§ Requirements: Extract the complete listing and output it unchanged.

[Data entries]
•••

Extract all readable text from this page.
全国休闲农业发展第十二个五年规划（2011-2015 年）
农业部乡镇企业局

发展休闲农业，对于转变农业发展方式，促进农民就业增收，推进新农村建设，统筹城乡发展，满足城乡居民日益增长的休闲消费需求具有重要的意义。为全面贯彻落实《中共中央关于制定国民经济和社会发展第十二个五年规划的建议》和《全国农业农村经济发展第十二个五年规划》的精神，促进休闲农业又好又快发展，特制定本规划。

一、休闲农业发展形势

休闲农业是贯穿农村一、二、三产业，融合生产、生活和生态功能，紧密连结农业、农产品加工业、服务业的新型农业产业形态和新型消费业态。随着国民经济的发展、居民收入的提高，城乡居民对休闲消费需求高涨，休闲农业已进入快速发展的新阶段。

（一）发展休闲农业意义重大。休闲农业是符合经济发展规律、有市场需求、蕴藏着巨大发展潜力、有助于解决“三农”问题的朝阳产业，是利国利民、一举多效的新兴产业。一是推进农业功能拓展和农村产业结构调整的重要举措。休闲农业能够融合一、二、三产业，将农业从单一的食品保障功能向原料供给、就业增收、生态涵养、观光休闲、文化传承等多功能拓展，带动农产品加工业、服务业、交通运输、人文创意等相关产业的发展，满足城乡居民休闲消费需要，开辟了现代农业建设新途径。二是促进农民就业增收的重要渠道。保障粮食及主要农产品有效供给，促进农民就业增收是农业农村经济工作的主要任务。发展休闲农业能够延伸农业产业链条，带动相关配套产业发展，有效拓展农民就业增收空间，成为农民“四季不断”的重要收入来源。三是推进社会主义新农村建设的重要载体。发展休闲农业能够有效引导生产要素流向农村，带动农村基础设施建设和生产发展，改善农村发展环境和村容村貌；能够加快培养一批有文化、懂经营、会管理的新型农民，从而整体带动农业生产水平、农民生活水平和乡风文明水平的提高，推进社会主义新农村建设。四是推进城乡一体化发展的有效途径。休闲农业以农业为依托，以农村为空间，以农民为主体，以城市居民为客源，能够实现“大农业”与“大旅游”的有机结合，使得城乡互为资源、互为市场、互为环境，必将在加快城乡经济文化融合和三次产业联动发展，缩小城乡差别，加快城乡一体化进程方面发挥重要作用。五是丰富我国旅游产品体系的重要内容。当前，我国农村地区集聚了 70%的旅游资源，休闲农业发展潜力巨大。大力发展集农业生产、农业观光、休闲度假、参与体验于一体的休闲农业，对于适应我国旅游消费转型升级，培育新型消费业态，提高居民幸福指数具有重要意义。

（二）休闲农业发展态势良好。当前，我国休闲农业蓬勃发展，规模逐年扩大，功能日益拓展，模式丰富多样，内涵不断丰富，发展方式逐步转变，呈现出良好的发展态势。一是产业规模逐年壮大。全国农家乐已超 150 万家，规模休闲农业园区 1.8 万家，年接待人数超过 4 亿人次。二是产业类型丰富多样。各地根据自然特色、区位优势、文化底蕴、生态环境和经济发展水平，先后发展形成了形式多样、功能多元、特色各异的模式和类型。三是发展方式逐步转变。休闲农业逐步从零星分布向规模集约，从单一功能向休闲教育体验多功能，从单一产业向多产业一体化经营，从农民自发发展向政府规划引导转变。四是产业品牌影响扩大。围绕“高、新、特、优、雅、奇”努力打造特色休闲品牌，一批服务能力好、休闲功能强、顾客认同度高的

•••

§ Result of this task:
Extract all readable text from this page.
全国休闲农业发展第十二个五年规划（2011-2015 年）
农业部乡镇企业局

发展休闲农业，对于转变农业发展方式，促进农民就业增收，推进新农村建设，统筹城乡发展，满足城乡居民日益增长的休闲消费需求具有重要的意义。为全面贯彻落实《中共中央关于制定国民经济和社会发展第十二个五年规划的建议》和《全国农业农村经济发展第十二个五年规划》的精神，促进休闲农业又好又快发展，特制定本规划。

一、休闲农业发展形势

休闲农业是贯穿农村一、二、三产业，融合生产、生活和生态功能，紧密连结农业、农产品加工业、服务业的新型农业产业形态和新型消费业态。随着国民经济的发展、居民收入的提高，城乡居民对休闲消费需求高涨，休闲农业已进入快速发展的新阶段。

（一）发展休闲农业意义重大。休闲农业是符合经济发展规律、有市场需求、蕴藏着巨大发展潜力、有助于解决“三农”问题的朝阳产业，是利国利民、一举多效的新兴产业。一是推进农业功能拓展和农村产业结构调整的重要举措。休闲农业能够融合一、二、三产业，将农业从单一的食品保障功能向原料供给、就业增收、生态涵养、观光休闲、文化传承等多功能拓展，带动农产品加工业、服务业、交通运输、人文创意等相关产业的发展，满足城乡居民休闲消费需要，开辟了现代农业建设新途径。二是促进农民就业增收的重要渠道。保障粮食及主要农产品有效供给，促进农民就业增收是农业农村经济工作的主要任务。发展休闲农业能够延伸农业产业链条，带动相关配套产业发展，有效拓展农民就业增收空间，成为农民“四季不断”的重要收入来源。三是推进社会主义新农村建设的重要载体。发展休闲农业能够有效引导生产要素流向农村，带动农村基础设施建设和生产发展，改善农村发展环境和村容村貌；能够加快培养一批有文化、懂经营、会管理的新型农民，从而整体带动农业生产水平、农民生活水平和乡风文明水平的提高，推进社会主义新农村建设。四是推进城乡一体化发展的有效途径。休闲农业以农业为依托，以农村为空间，以农民为主体，以城市居民为客源，能够实现“大农业”与“大旅游”的有机结合，使得城乡互为资源、互为市场、互为环境，必将在加快城乡经济文化融合和三次产业联动发展，缩小城乡差别，加快城乡一体化进程方面发挥重要作用。五是丰富我国旅游产品体系的重要内容。当前，我国农村地区集聚了 70%的旅游资源，休闲农业发展潜力巨大。大力发展集农业生产、农业观光、休闲度假、参与体验于一体的休闲农业，对于适应我国旅游消费转型升级，培育新型消费业态，提高居民幸福指数具有重要意义。

（二）休闲农业发展态势良好。当前，我国休闲农业蓬勃发展，规模逐年扩大，功能日益拓展，模式丰富多样，内涵不断丰富，发展方式逐步转变，呈现出良好的发展态势。一是产业规模逐年壮大。全国农家乐已超 150 万家，规模休闲农业园区 1.8 万家，年接待人数超过 4 亿人次。二是产业类型丰富多样。各地根据自然特色、区位优势、文化底蕴、生态环境和经济发展水平，先后发展形成了形式多样、功能多元、特色各异的模式和类型。三是发展方式逐步转变。休闲农业逐步从零星分布向规模集约，从单一功能向休闲教育体验多功能，从单一产业向多产业一体化经营，从农民自发发展向政府规划引导转变。四是产业品牌影响扩大。围绕“高、新、特、优、雅、奇”努力打造特色休闲品牌，一批服务能力好、休闲功能强、顾客认同度高的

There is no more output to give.